GIVEN REQUEST
Below are records; state how many of their lines hold the word "uses", and give only the figure.

DATA PROVIDED
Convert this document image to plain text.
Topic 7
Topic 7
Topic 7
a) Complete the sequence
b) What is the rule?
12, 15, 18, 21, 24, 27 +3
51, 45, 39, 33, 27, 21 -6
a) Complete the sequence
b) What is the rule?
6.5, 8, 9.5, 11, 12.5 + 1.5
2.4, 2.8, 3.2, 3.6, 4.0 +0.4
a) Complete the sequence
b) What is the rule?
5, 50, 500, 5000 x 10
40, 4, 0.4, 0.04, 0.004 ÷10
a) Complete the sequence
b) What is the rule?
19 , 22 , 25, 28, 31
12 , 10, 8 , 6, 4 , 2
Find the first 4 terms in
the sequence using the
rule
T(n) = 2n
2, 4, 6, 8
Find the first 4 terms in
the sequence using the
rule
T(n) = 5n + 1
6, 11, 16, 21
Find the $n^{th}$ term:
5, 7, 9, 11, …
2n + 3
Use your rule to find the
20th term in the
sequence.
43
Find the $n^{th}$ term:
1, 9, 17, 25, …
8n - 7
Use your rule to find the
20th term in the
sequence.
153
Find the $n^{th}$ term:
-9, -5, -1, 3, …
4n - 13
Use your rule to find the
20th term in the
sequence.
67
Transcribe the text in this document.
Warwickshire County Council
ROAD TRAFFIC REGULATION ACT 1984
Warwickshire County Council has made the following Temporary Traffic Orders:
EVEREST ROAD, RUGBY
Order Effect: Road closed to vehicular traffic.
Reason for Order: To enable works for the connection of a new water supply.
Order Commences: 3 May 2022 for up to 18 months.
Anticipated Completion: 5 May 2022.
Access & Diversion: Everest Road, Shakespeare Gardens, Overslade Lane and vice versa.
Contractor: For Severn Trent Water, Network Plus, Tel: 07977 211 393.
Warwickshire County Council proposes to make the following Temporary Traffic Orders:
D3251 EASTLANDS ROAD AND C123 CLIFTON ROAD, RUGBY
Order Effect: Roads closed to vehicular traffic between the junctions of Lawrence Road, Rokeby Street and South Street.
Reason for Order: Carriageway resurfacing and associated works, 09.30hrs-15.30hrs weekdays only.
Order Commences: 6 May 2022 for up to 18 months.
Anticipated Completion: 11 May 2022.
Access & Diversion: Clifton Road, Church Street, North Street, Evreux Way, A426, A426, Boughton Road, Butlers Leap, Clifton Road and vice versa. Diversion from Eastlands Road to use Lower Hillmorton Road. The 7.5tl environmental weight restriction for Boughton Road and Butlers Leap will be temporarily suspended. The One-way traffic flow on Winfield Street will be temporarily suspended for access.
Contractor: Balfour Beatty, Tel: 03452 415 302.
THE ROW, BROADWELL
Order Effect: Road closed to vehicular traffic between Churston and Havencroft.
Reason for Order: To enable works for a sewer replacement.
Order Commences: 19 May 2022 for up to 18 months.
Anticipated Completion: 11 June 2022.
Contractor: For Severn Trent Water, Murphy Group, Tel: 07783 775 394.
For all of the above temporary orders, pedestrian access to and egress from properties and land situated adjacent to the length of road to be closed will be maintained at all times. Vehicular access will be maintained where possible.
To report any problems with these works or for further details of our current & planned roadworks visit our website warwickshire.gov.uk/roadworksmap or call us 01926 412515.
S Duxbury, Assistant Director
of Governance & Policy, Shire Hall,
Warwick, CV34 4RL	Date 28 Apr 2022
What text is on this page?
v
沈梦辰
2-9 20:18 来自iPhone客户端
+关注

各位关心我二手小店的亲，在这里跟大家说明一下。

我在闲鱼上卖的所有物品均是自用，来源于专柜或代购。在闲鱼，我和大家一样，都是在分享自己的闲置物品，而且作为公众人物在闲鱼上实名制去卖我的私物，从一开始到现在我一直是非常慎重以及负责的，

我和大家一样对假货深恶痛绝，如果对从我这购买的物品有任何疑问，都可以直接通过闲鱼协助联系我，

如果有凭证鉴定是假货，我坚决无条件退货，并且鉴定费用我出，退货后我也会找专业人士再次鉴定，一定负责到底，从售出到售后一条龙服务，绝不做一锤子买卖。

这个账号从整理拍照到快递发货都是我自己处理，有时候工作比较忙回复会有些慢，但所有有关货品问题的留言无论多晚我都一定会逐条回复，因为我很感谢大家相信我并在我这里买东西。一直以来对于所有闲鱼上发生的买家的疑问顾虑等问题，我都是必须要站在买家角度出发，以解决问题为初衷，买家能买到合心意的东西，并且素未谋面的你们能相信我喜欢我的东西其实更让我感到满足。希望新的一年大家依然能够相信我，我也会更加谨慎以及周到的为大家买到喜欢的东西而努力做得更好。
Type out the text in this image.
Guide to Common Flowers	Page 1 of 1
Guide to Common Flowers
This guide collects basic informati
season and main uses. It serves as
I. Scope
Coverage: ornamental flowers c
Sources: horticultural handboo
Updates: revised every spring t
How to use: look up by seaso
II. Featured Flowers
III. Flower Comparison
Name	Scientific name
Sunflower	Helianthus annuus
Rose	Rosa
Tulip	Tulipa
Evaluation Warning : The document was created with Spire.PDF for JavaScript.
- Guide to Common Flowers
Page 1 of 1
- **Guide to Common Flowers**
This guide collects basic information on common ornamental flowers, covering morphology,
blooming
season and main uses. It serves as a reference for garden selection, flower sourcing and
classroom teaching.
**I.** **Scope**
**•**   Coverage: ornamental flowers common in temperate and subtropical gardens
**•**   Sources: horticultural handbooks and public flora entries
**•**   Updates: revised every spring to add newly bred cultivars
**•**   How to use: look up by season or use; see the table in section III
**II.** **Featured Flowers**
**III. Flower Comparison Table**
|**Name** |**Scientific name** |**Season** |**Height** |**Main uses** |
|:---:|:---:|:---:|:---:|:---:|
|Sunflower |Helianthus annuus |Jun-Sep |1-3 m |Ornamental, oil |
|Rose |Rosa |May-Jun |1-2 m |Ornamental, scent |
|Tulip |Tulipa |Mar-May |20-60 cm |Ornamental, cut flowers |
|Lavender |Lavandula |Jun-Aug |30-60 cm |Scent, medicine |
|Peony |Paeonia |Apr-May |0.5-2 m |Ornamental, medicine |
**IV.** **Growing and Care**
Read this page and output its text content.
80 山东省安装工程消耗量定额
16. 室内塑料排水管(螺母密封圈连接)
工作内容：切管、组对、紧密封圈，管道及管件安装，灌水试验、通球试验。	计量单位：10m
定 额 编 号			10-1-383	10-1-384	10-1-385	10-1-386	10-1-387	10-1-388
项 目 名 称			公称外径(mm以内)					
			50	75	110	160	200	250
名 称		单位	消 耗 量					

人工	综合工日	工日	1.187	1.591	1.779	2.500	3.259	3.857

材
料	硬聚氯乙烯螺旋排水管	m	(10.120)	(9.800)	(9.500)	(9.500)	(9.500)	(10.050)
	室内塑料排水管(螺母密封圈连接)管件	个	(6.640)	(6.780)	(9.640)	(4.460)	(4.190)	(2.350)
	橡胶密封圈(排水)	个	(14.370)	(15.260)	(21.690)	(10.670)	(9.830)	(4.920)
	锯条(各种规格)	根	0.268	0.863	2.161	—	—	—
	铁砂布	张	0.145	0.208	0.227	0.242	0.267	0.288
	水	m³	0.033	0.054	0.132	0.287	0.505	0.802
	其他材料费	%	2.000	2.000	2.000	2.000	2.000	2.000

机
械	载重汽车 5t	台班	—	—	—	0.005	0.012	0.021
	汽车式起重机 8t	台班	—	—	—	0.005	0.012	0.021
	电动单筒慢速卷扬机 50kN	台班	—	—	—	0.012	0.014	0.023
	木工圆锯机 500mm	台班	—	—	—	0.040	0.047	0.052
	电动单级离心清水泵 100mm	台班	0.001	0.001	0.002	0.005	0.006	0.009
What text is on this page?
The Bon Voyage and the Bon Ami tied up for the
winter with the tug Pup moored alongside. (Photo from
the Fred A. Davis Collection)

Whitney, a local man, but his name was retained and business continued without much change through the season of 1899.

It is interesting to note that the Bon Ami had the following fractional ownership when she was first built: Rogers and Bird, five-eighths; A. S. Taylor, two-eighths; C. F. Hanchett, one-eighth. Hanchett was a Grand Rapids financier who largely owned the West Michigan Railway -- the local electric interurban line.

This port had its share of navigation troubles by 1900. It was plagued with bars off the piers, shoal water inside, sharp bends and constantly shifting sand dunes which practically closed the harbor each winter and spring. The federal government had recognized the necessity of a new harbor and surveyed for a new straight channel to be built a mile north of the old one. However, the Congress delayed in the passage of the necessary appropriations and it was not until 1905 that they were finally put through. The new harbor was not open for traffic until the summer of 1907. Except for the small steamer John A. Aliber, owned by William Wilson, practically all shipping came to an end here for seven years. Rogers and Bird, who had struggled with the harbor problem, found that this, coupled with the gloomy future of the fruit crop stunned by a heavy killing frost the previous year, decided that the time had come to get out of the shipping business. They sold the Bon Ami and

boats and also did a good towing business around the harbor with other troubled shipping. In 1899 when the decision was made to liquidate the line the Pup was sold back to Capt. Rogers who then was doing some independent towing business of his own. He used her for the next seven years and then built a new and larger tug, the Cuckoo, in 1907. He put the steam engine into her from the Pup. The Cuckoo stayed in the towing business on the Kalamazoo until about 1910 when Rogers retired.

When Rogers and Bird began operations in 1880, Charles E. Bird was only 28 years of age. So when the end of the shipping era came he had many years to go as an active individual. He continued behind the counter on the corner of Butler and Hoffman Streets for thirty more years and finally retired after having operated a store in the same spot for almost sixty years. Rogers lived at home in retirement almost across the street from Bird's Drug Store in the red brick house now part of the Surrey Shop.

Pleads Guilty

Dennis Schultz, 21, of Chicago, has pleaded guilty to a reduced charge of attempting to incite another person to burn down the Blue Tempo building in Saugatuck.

SOLUTION FOR THIS TASK
3